From the listing below, pull out every line where the string "Франция" appears.

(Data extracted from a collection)
——————

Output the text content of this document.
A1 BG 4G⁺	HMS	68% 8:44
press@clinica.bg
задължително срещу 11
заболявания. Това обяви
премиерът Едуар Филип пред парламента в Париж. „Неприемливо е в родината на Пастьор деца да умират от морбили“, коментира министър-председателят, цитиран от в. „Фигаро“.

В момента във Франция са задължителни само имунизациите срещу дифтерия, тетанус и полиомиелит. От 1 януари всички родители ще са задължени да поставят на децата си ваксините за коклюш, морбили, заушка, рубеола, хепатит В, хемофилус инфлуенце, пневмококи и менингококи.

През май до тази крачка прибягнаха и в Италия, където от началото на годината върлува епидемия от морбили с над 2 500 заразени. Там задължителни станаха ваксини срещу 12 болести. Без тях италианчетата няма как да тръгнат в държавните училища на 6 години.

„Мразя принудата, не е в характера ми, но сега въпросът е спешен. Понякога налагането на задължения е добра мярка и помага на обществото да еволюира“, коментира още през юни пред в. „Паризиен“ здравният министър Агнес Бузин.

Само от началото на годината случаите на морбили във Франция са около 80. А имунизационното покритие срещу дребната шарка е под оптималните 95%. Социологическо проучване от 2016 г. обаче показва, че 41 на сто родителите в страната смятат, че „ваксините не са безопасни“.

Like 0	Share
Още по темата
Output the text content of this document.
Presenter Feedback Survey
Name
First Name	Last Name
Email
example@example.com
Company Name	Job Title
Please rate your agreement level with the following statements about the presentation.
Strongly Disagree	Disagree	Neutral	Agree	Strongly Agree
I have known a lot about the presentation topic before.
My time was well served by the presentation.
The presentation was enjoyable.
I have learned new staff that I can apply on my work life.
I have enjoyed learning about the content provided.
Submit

——————

Task response =>
В момента във Франция са задължителни само имунизациите срещу дифтерия, тетанус и полиомиелит. От 1 януари всички родители ще са задължени да поставят на децата си ваксините за коклюш, морбили, заушка, рубеола, хепатит В, хемофилус инфлуенце, пневмококи и менингококи.
Само от началото на годината случаите на морбили във Франция са около 80. А имунизационното покритие срещу дребната шарка е под оптималните 95%. Социологическо проучване от 2016 г. обаче показва, че 41 на сто родителите в страната смятат, че „ваксините не са безопасни“.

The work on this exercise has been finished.